### EXERCISE GOAL:
Select all lines in the records that include "carried".

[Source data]
##############################

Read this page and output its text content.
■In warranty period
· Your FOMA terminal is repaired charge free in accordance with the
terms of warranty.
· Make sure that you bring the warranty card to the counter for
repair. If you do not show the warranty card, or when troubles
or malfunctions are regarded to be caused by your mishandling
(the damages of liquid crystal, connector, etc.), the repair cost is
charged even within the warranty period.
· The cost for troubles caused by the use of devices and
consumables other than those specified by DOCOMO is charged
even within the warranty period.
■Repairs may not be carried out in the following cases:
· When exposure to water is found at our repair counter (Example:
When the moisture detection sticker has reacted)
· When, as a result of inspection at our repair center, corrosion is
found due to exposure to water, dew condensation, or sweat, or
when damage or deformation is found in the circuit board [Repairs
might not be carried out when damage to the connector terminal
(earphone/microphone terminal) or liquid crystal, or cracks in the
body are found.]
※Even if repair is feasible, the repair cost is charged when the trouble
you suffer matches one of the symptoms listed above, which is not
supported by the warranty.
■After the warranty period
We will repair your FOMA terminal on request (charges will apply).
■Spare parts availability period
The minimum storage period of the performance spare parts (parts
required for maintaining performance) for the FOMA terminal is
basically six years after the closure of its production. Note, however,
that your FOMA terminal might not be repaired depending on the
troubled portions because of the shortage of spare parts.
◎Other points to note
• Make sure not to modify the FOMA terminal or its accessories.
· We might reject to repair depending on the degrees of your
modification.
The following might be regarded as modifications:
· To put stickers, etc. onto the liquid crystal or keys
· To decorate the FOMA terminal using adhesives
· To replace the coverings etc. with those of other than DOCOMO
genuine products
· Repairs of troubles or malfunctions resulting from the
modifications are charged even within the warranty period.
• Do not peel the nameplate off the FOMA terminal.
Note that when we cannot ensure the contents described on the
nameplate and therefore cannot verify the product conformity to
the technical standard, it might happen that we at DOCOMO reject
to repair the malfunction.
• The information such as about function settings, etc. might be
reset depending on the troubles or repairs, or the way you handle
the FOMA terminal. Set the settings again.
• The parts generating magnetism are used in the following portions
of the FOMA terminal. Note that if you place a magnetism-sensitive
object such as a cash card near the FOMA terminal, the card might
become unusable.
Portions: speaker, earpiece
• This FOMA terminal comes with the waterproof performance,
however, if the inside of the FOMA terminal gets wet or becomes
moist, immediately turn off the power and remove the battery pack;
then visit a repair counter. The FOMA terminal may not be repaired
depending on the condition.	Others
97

##############################

### CORRECT OUTPUT:
■Repairs may not be carried out in the following cases:
might not be carried out when damage to the connector terminal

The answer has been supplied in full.